The exercise: Lift every line from the entries that includes the word "name".

—————

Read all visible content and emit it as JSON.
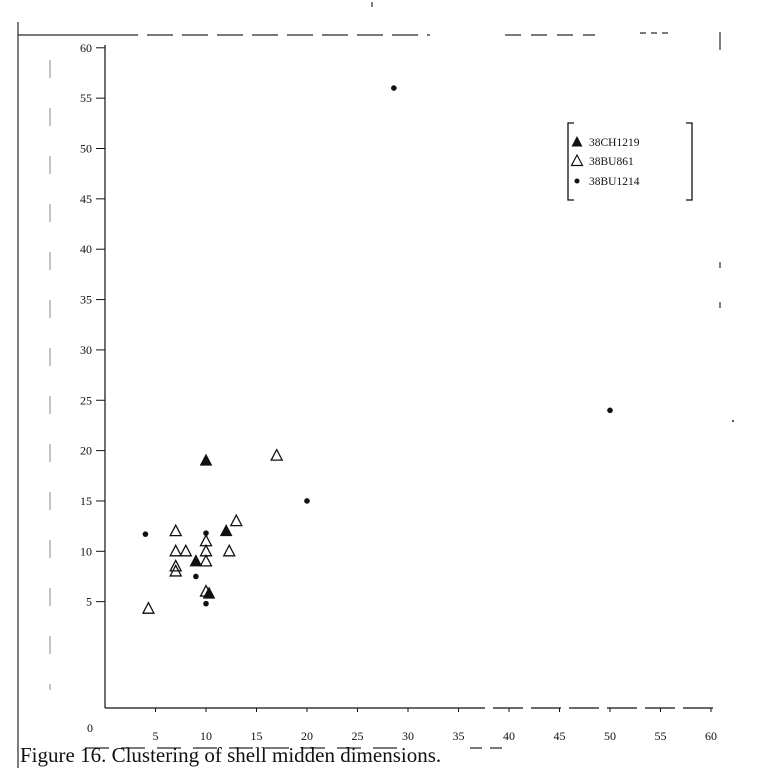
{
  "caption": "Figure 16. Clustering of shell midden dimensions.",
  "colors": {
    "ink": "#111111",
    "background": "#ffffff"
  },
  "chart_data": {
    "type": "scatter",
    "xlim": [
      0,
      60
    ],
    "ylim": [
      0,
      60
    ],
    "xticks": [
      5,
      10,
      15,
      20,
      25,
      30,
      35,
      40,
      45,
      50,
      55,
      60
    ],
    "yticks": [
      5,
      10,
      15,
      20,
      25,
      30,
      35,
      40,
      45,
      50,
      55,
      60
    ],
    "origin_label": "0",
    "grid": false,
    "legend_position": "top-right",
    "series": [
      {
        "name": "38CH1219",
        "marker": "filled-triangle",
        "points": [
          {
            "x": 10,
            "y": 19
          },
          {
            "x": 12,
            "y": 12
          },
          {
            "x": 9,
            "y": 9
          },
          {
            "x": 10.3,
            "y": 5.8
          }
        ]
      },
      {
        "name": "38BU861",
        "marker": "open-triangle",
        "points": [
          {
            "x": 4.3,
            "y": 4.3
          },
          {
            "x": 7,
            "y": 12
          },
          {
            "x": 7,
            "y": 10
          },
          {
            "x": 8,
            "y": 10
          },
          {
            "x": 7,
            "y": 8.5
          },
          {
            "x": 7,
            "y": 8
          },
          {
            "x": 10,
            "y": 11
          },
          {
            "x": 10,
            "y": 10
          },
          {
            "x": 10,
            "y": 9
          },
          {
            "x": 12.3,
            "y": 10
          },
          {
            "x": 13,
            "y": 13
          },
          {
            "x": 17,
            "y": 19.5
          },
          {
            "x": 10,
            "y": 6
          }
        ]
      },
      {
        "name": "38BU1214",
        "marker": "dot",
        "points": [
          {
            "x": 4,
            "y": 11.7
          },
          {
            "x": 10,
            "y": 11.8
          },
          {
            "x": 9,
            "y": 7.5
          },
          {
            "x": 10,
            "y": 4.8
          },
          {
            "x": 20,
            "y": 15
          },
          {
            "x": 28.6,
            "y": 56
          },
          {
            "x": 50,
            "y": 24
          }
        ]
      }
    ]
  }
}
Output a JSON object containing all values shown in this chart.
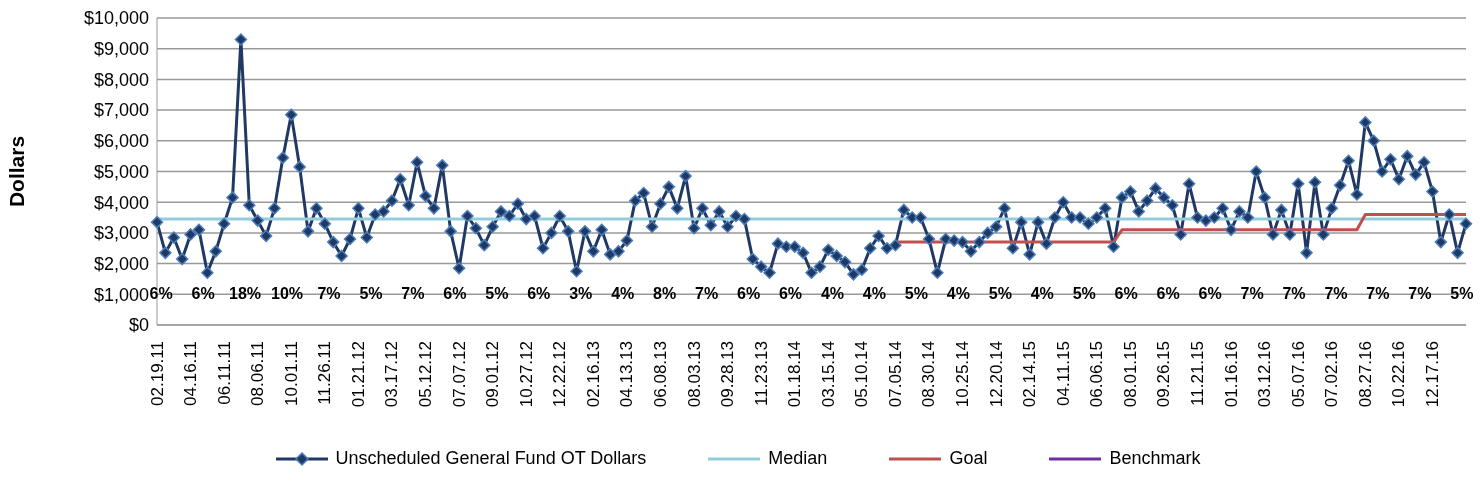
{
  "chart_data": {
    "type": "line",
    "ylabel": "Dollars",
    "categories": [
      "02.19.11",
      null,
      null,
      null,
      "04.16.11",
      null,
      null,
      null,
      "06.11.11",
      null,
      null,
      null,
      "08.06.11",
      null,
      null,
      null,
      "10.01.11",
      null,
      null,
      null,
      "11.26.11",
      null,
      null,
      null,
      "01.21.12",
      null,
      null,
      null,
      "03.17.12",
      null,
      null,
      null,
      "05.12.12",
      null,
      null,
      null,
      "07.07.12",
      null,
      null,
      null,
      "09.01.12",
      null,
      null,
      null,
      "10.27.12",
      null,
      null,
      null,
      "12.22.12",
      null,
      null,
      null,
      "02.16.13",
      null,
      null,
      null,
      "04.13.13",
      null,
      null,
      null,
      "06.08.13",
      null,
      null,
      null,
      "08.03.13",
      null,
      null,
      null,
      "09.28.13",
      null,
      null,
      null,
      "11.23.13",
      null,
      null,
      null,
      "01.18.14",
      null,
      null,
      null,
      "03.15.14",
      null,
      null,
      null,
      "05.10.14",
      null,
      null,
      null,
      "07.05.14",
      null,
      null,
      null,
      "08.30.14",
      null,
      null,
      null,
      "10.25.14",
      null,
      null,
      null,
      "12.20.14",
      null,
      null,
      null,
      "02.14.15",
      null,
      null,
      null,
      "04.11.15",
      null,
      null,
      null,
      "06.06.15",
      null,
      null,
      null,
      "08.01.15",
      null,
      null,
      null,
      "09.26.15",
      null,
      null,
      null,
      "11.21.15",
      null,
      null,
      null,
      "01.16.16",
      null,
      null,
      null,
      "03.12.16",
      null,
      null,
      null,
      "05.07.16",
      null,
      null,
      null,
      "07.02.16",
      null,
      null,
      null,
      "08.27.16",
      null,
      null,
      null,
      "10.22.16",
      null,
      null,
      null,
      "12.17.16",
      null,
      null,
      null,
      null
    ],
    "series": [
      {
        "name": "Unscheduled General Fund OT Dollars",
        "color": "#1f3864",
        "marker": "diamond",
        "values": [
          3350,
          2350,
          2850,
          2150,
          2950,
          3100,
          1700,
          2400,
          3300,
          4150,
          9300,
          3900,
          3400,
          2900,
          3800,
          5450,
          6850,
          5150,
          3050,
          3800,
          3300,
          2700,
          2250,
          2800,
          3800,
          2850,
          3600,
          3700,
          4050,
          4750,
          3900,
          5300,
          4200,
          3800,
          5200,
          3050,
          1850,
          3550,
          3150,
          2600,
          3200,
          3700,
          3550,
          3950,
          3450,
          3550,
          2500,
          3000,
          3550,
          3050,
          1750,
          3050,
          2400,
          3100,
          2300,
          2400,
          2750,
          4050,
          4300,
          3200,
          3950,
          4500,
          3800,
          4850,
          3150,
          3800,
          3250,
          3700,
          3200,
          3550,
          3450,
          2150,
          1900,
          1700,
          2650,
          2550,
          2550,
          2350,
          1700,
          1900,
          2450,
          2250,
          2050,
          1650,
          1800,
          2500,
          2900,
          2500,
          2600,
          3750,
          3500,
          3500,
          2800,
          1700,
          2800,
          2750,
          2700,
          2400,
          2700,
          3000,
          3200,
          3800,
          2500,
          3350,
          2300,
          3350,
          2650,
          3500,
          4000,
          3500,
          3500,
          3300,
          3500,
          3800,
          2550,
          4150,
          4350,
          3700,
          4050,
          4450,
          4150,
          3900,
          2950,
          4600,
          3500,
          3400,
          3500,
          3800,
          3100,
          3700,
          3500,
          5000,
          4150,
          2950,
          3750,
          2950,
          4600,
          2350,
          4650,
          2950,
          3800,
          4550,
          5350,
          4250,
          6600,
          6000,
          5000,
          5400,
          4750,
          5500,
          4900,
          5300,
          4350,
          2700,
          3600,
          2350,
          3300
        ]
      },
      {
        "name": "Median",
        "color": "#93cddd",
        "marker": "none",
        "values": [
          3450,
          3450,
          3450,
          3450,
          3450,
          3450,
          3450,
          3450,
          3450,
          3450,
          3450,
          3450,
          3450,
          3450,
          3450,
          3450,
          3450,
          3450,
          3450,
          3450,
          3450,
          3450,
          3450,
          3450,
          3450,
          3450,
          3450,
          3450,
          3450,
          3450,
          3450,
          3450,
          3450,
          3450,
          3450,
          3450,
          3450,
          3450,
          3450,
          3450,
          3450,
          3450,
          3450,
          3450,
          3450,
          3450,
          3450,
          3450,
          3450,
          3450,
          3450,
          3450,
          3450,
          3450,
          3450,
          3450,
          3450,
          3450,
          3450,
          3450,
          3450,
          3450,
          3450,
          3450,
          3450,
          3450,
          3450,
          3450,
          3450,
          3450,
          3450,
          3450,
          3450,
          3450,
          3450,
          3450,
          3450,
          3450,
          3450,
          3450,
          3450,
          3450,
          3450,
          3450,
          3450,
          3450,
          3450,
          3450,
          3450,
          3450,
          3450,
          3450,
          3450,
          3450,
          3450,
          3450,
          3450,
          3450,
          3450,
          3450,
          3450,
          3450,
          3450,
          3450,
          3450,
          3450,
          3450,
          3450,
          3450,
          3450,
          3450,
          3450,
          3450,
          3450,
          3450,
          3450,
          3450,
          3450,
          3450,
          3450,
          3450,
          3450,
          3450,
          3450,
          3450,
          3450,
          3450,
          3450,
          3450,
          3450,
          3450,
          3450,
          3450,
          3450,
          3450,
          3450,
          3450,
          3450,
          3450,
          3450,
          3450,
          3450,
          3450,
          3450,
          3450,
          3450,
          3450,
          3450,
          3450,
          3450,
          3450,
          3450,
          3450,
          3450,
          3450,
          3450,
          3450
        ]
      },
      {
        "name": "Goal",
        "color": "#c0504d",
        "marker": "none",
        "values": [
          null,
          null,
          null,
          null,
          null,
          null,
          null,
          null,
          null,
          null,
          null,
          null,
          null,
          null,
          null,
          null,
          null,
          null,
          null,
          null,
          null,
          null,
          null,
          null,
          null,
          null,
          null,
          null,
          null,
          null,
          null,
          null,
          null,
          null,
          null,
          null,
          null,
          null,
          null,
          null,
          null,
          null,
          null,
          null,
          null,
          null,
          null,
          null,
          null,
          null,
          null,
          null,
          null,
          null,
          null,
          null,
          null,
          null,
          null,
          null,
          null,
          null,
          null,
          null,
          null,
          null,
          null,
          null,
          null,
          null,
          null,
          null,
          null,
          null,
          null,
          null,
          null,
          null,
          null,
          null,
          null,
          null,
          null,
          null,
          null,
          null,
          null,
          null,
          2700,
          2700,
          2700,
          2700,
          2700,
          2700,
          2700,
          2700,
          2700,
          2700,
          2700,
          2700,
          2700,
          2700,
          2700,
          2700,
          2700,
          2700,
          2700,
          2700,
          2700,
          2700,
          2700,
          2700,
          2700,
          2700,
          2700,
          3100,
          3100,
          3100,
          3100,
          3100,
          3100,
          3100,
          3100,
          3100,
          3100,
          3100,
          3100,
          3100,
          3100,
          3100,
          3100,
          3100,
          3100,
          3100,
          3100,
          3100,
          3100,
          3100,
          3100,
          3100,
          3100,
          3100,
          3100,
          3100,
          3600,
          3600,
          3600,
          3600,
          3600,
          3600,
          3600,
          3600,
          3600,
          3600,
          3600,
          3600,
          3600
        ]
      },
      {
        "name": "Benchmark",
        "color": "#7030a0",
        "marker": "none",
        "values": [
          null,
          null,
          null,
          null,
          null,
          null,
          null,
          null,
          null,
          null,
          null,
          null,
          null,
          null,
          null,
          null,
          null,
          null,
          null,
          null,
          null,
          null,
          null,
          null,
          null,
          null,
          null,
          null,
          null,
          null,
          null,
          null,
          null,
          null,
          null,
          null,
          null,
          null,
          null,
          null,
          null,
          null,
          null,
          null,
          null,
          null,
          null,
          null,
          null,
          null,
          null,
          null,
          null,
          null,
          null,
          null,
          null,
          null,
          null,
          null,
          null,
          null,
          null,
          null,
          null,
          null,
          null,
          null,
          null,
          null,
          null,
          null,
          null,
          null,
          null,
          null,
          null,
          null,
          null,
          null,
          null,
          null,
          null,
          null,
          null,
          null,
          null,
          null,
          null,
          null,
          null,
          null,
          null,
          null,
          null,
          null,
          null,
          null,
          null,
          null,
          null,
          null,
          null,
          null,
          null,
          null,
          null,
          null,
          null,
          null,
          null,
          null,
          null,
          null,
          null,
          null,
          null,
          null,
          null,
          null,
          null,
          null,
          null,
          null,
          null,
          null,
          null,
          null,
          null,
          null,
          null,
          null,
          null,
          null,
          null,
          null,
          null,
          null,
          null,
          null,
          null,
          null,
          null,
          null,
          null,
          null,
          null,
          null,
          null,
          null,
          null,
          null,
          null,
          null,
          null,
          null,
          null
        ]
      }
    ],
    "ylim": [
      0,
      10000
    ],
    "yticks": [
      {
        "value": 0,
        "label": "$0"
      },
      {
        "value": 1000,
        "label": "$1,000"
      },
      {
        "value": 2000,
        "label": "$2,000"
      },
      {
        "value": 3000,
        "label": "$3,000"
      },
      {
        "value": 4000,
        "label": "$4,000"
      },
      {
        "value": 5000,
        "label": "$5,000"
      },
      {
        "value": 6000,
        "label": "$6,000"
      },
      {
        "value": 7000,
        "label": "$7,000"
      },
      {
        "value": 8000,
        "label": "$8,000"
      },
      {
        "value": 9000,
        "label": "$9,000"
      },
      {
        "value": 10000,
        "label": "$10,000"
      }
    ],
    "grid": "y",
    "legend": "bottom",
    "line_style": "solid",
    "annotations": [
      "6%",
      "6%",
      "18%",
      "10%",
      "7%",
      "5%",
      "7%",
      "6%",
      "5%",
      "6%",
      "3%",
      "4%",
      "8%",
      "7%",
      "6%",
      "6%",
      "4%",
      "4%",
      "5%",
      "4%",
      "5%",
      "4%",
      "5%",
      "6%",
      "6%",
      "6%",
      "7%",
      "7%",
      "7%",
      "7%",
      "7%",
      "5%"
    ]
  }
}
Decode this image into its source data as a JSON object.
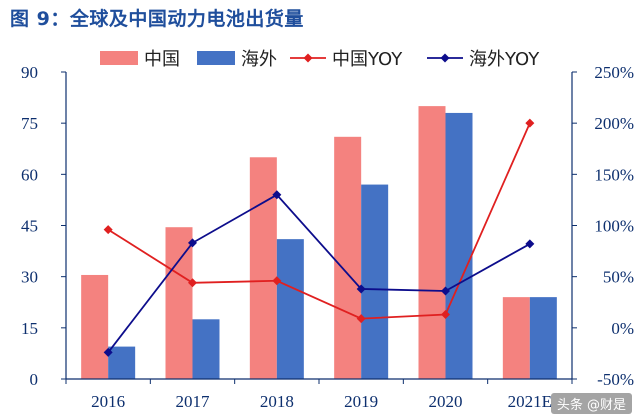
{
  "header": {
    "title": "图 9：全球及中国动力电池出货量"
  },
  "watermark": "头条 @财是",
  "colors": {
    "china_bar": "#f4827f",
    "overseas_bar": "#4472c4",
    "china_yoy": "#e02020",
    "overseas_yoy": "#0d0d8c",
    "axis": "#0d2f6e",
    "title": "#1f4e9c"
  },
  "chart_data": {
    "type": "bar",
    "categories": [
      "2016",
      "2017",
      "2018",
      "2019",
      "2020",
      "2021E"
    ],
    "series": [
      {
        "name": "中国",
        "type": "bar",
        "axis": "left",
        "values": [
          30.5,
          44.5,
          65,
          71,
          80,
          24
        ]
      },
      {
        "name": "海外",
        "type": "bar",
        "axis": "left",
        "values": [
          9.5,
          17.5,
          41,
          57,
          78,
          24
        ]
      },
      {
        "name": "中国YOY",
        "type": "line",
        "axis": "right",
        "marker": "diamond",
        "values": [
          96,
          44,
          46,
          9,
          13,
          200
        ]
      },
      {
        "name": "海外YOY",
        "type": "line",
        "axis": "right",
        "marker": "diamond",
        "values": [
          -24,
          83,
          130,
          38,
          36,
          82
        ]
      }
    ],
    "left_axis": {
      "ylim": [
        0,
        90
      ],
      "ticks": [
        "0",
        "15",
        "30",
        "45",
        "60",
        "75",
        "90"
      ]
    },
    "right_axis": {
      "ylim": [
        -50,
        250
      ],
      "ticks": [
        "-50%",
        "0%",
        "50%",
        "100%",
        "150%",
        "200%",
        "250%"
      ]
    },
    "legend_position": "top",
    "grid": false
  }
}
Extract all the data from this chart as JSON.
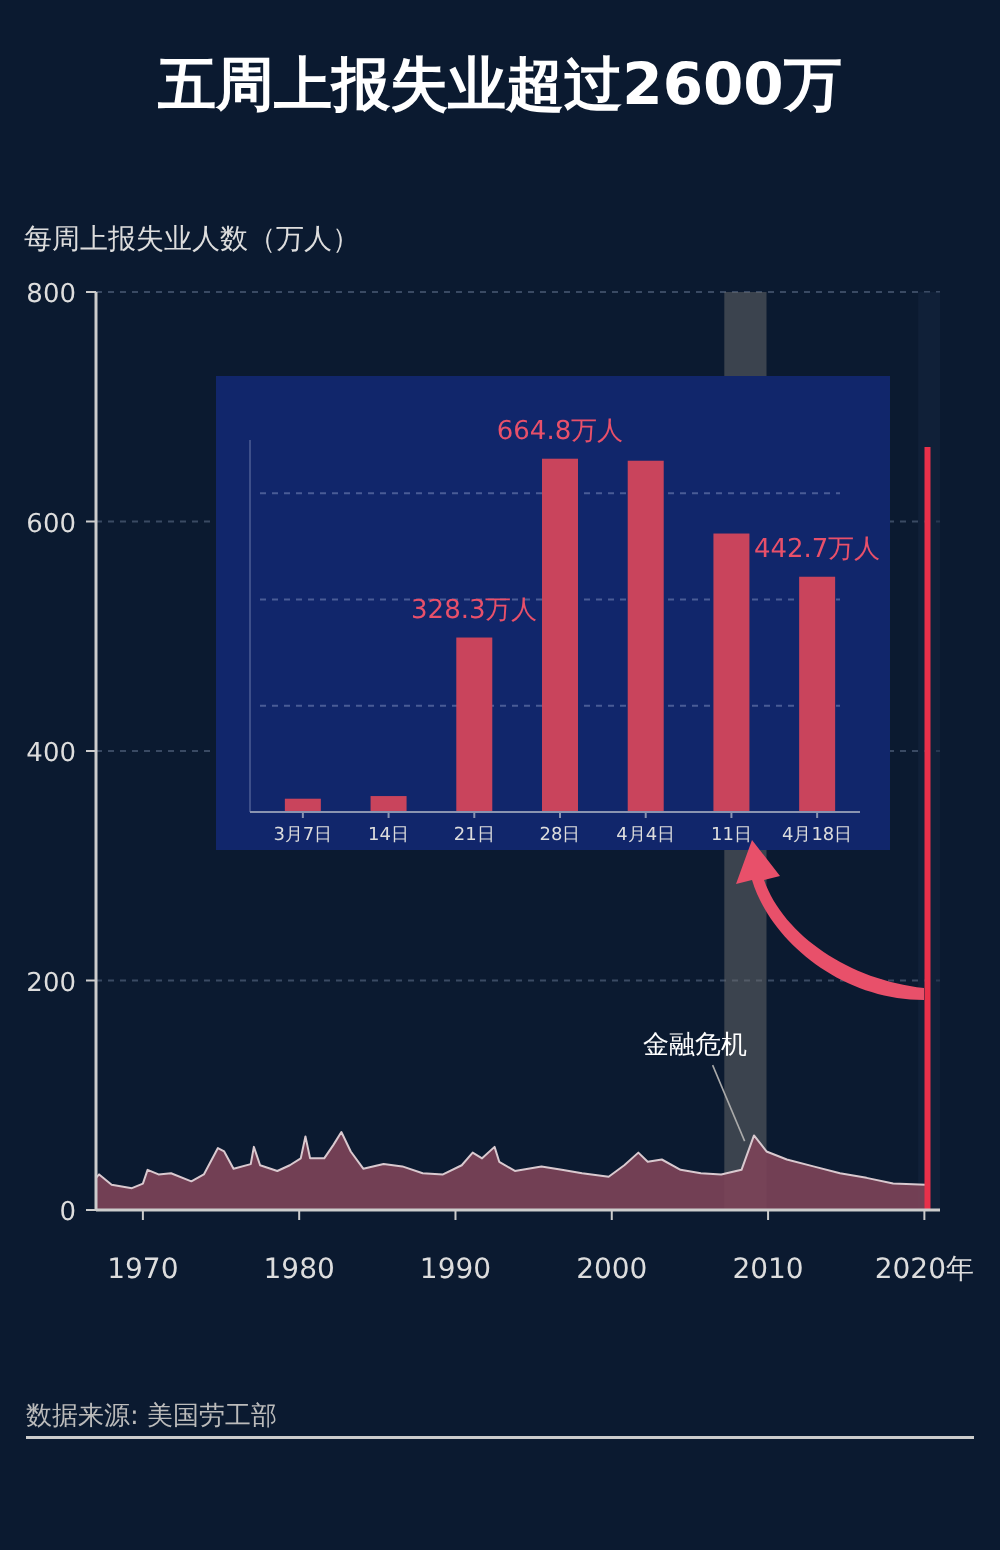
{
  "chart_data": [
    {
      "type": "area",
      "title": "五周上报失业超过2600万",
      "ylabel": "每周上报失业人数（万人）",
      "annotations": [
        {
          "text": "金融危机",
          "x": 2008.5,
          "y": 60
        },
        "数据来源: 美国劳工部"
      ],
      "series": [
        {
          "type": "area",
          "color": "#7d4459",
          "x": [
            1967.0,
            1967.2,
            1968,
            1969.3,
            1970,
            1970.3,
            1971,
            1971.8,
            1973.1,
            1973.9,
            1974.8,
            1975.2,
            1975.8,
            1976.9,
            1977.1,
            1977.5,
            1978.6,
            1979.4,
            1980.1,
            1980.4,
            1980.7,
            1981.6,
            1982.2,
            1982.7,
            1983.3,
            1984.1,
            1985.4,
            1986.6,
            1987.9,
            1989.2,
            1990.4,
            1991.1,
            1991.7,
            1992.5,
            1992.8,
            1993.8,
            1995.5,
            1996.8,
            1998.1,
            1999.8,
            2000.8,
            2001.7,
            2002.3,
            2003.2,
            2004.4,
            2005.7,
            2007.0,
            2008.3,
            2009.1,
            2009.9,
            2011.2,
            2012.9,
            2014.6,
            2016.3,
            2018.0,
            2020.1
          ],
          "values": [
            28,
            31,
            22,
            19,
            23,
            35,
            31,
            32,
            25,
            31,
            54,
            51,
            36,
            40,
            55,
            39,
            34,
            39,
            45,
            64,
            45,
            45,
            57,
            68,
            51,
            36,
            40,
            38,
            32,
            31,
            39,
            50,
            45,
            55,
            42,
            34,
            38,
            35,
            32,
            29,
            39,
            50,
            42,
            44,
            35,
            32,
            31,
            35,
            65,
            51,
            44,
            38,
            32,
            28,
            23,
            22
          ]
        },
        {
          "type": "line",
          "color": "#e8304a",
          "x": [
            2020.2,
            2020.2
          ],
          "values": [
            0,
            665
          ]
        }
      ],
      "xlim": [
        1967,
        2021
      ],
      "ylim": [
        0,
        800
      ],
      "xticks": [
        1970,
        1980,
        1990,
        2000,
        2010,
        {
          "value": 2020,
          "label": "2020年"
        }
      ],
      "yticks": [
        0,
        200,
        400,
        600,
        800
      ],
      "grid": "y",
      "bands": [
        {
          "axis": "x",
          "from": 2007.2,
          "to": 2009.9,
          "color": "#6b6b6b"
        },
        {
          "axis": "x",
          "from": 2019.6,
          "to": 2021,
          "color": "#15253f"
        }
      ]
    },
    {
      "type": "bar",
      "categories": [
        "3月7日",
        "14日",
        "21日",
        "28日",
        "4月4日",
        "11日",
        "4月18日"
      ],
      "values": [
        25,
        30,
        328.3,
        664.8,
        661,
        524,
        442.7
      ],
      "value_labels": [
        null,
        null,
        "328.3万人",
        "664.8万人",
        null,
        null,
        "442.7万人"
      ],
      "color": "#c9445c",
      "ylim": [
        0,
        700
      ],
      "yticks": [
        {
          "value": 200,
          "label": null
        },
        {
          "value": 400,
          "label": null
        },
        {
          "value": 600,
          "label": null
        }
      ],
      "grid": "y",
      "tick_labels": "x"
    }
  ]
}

—————

Full solution:
        "name": "38CH1219",
        "name": "38BU861",
        "name": "38BU1214",
        "name": "Unscheduled General Fund OT Dollars",
        "name": "Median",
        "name": "Goal",
        "name": "Benchmark",
        "name": "中国",
        "name": "海外",
        "name": "中国YOY",
        "name": "海外YOY",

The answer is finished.